### Required work
Leave out the images and repeat the listing below without a single change.

- - -

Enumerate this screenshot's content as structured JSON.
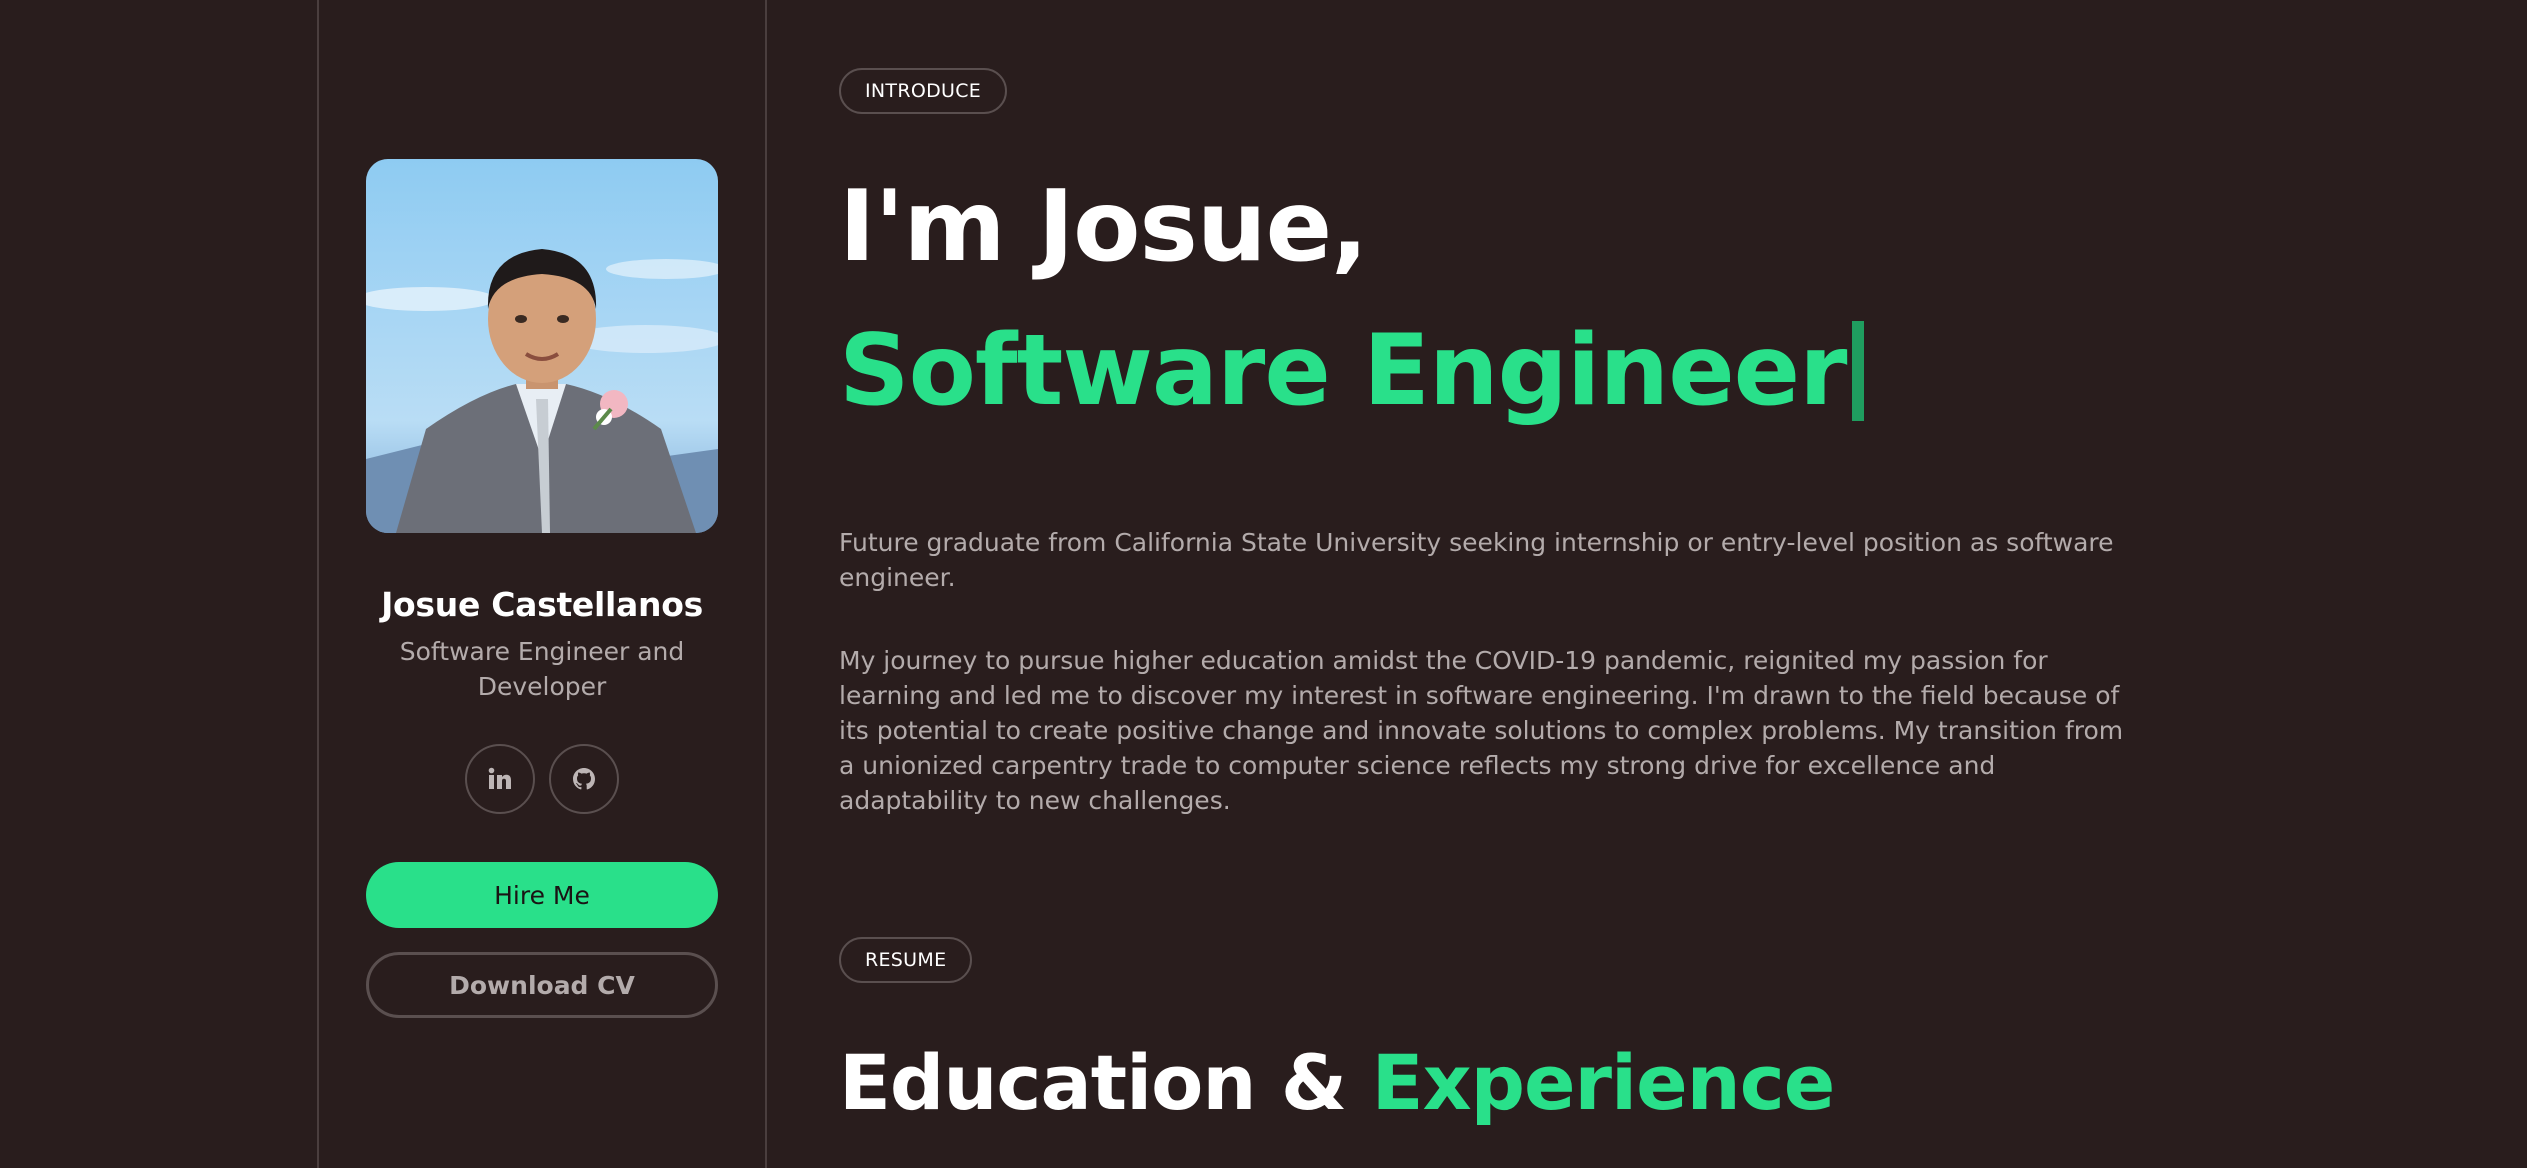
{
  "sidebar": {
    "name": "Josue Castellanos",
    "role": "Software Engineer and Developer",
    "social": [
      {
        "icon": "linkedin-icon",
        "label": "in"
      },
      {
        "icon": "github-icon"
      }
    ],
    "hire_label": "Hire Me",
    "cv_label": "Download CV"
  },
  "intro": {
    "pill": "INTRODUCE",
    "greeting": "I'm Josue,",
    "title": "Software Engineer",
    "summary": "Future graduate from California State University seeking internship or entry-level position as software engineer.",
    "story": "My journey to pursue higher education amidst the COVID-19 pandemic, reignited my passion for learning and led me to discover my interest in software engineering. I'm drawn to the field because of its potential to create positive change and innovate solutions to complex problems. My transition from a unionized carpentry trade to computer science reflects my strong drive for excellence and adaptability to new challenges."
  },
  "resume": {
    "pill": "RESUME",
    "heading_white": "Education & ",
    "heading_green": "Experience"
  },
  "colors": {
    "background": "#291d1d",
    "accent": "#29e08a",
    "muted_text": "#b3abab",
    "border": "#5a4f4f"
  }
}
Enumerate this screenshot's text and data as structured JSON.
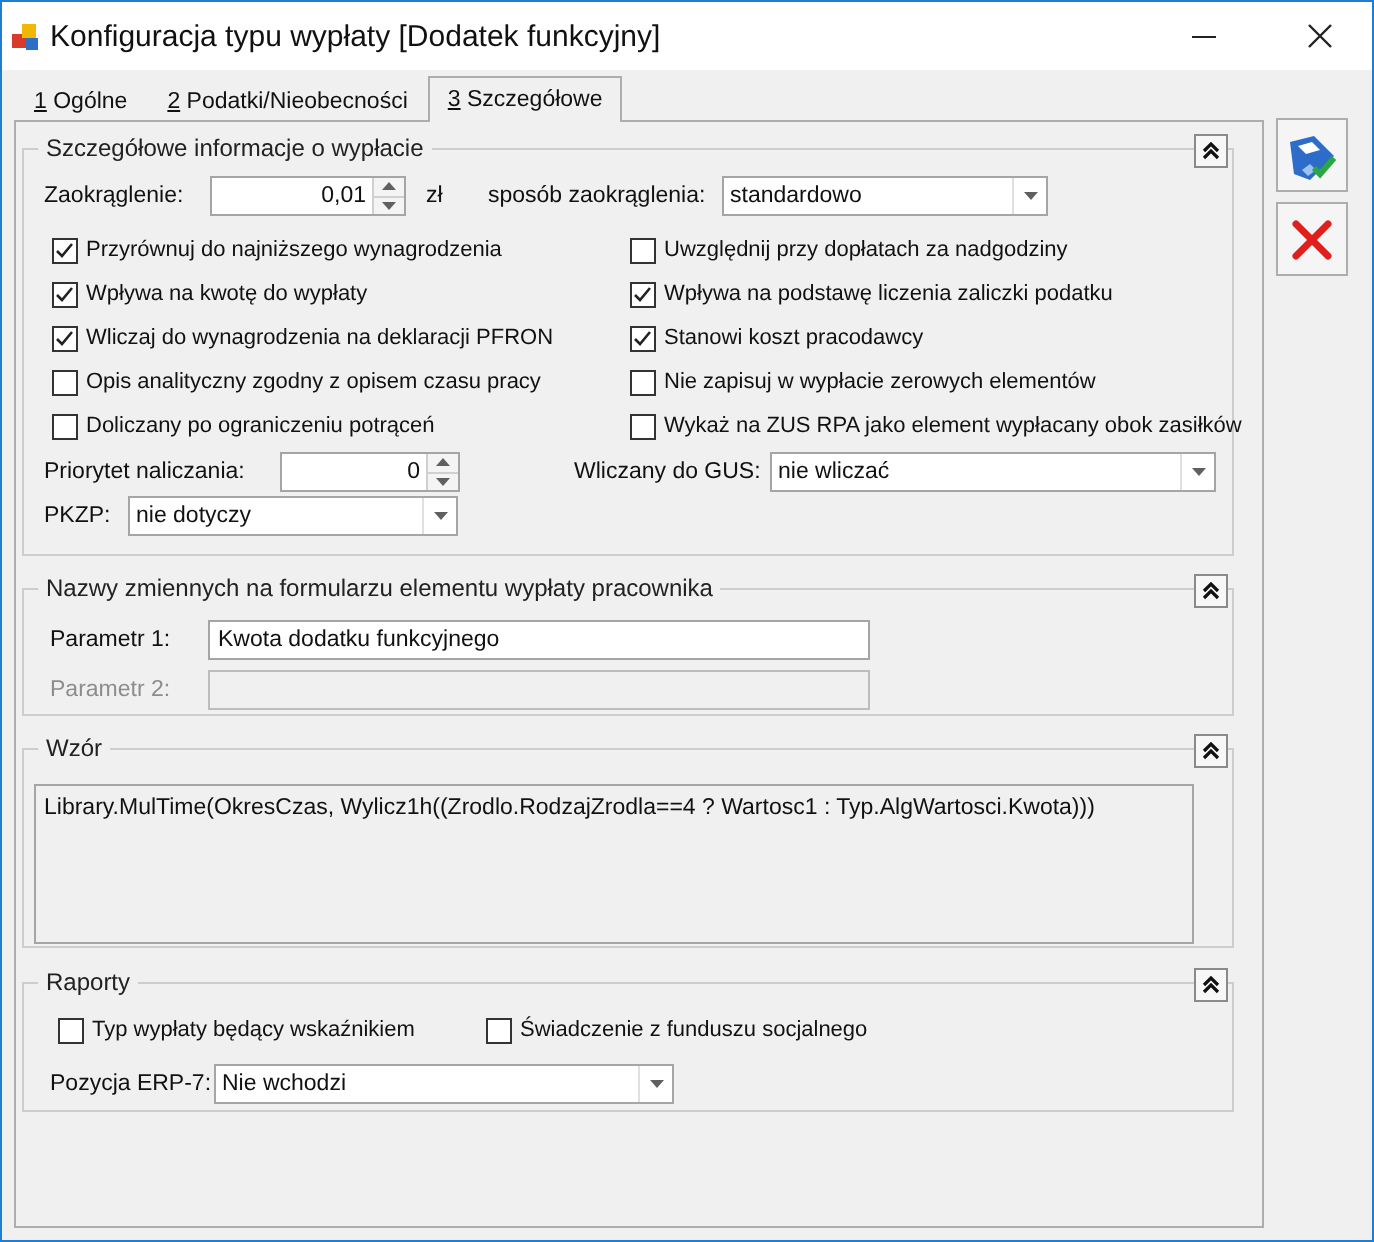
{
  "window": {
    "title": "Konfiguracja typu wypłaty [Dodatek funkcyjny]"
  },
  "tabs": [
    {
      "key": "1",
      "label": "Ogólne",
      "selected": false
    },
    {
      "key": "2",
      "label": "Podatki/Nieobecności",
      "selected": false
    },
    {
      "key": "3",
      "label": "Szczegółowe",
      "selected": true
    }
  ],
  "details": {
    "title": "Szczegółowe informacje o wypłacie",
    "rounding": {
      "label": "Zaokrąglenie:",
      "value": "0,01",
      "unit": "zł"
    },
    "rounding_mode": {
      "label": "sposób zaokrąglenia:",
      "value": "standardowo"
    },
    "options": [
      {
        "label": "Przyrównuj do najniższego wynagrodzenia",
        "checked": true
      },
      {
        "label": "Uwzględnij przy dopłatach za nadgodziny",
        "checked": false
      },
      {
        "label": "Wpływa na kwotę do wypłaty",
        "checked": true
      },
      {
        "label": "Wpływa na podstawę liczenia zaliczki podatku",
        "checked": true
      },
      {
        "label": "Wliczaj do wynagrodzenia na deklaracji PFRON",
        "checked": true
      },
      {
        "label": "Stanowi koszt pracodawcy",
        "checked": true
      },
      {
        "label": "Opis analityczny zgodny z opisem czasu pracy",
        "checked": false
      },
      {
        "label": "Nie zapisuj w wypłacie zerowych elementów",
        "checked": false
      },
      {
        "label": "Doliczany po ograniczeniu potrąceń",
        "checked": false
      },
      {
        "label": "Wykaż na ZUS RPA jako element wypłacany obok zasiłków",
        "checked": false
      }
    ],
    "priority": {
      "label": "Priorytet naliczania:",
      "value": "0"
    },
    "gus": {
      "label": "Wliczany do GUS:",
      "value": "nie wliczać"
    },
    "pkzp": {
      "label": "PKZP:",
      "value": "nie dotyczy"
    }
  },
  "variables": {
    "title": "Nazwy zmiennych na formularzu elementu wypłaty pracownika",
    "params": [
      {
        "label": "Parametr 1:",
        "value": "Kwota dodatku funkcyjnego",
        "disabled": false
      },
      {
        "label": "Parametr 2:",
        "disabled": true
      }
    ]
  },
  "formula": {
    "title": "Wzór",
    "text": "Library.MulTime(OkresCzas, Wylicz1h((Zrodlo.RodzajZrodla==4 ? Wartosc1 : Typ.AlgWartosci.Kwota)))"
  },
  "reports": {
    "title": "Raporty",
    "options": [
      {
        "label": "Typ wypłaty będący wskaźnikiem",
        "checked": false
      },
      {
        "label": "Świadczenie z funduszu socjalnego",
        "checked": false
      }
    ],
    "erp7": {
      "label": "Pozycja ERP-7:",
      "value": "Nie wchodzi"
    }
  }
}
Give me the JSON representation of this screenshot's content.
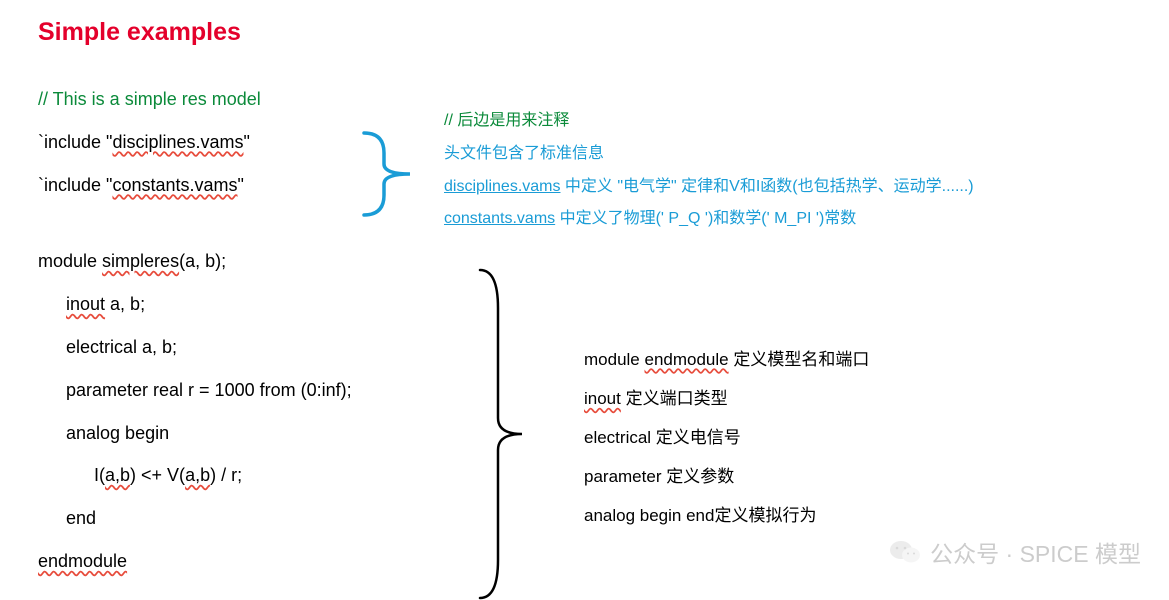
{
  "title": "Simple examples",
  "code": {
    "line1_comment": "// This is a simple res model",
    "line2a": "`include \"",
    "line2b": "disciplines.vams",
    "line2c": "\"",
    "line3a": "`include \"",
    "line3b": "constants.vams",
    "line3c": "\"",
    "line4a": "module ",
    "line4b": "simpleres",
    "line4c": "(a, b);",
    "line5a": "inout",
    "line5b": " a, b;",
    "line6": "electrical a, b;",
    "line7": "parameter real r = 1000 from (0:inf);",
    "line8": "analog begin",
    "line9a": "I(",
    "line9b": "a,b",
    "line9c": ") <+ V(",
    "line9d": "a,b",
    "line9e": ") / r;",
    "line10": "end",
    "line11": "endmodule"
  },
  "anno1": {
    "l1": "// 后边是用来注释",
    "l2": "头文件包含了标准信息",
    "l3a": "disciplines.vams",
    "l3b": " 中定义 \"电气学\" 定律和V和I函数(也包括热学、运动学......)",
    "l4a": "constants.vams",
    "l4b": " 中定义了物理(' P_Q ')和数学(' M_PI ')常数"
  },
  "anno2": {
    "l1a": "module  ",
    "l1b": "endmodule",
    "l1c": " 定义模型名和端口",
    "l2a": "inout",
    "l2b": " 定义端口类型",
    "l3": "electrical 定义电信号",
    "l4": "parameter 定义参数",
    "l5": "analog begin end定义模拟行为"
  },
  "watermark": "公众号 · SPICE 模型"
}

- - -

### Solution to the exercise
Enumerate this screenshot's content as structured JSON.
{
  "sidebar": {
    "name": "Josue Castellanos",
    "role": "Software Engineer and Developer",
    "social": [
      {
        "icon": "linkedin-icon",
        "label": "in"
      },
      {
        "icon": "github-icon"
      }
    ],
    "hire_label": "Hire Me",
    "cv_label": "Download CV"
  },
  "intro": {
    "pill": "INTRODUCE",
    "greeting": "I'm Josue,",
    "title": "Software Engineer",
    "summary": "Future graduate from California State University seeking internship or entry-level position as software engineer.",
    "story": "My journey to pursue higher education amidst the COVID-19 pandemic, reignited my passion for learning and led me to discover my interest in software engineering. I'm drawn to the field because of its potential to create positive change and innovate solutions to complex problems. My transition from a unionized carpentry trade to computer science reflects my strong drive for excellence and adaptability to new challenges."
  },
  "resume": {
    "pill": "RESUME",
    "heading_white": "Education & ",
    "heading_green": "Experience"
  },
  "colors": {
    "background": "#291d1d",
    "accent": "#29e08a",
    "muted_text": "#b3abab",
    "border": "#5a4f4f"
  }
}
Enumerate this screenshot's text and data as structured JSON.
{
  "window": {
    "title": "Konfiguracja typu wypłaty [Dodatek funkcyjny]"
  },
  "tabs": [
    {
      "key": "1",
      "label": "Ogólne",
      "selected": false
    },
    {
      "key": "2",
      "label": "Podatki/Nieobecności",
      "selected": false
    },
    {
      "key": "3",
      "label": "Szczegółowe",
      "selected": true
    }
  ],
  "details": {
    "title": "Szczegółowe informacje o wypłacie",
    "rounding": {
      "label": "Zaokrąglenie:",
      "value": "0,01",
      "unit": "zł"
    },
    "rounding_mode": {
      "label": "sposób zaokrąglenia:",
      "value": "standardowo"
    },
    "options": [
      {
        "label": "Przyrównuj do najniższego wynagrodzenia",
        "checked": true
      },
      {
        "label": "Uwzględnij przy dopłatach za nadgodziny",
        "checked": false
      },
      {
        "label": "Wpływa na kwotę do wypłaty",
        "checked": true
      },
      {
        "label": "Wpływa na podstawę liczenia zaliczki podatku",
        "checked": true
      },
      {
        "label": "Wliczaj do wynagrodzenia na deklaracji PFRON",
        "checked": true
      },
      {
        "label": "Stanowi koszt pracodawcy",
        "checked": true
      },
      {
        "label": "Opis analityczny zgodny z opisem czasu pracy",
        "checked": false
      },
      {
        "label": "Nie zapisuj w wypłacie zerowych elementów",
        "checked": false
      },
      {
        "label": "Doliczany po ograniczeniu potrąceń",
        "checked": false
      },
      {
        "label": "Wykaż na ZUS RPA jako element wypłacany obok zasiłków",
        "checked": false
      }
    ],
    "priority": {
      "label": "Priorytet naliczania:",
      "value": "0"
    },
    "gus": {
      "label": "Wliczany do GUS:",
      "value": "nie wliczać"
    },
    "pkzp": {
      "label": "PKZP:",
      "value": "nie dotyczy"
    }
  },
  "variables": {
    "title": "Nazwy zmiennych na formularzu elementu wypłaty pracownika",
    "params": [
      {
        "label": "Parametr 1:",
        "value": "Kwota dodatku funkcyjnego",
        "disabled": false
      },
      {
        "label": "Parametr 2:",
        "disabled": true
      }
    ]
  },
  "formula": {
    "title": "Wzór",
    "text": "Library.MulTime(OkresCzas, Wylicz1h((Zrodlo.RodzajZrodla==4 ? Wartosc1 : Typ.AlgWartosci.Kwota)))"
  },
  "reports": {
    "title": "Raporty",
    "options": [
      {
        "label": "Typ wypłaty będący wskaźnikiem",
        "checked": false
      },
      {
        "label": "Świadczenie z funduszu socjalnego",
        "checked": false
      }
    ],
    "erp7": {
      "label": "Pozycja ERP-7:",
      "value": "Nie wchodzi"
    }
  }
}
Give me the JSON representation of this screenshot's content.
{
  "title": "Simple examples",
  "code": {
    "line1_comment": "// This is a simple res model",
    "line2a": "`include \"",
    "line2b": "disciplines.vams",
    "line2c": "\"",
    "line3a": "`include \"",
    "line3b": "constants.vams",
    "line3c": "\"",
    "line4a": "module ",
    "line4b": "simpleres",
    "line4c": "(a, b);",
    "line5a": "inout",
    "line5b": " a, b;",
    "line6": "electrical a, b;",
    "line7": "parameter real r = 1000 from (0:inf);",
    "line8": "analog begin",
    "line9a": "I(",
    "line9b": "a,b",
    "line9c": ") <+ V(",
    "line9d": "a,b",
    "line9e": ") / r;",
    "line10": "end",
    "line11": "endmodule"
  },
  "anno1": {
    "l1": "// 后边是用来注释",
    "l2": "头文件包含了标准信息",
    "l3a": "disciplines.vams",
    "l3b": " 中定义 \"电气学\" 定律和V和I函数(也包括热学、运动学......)",
    "l4a": "constants.vams",
    "l4b": " 中定义了物理(' P_Q ')和数学(' M_PI ')常数"
  },
  "anno2": {
    "l1a": "module  ",
    "l1b": "endmodule",
    "l1c": " 定义模型名和端口",
    "l2a": "inout",
    "l2b": " 定义端口类型",
    "l3": "electrical 定义电信号",
    "l4": "parameter 定义参数",
    "l5": "analog begin end定义模拟行为"
  },
  "watermark": "公众号 · SPICE 模型"
}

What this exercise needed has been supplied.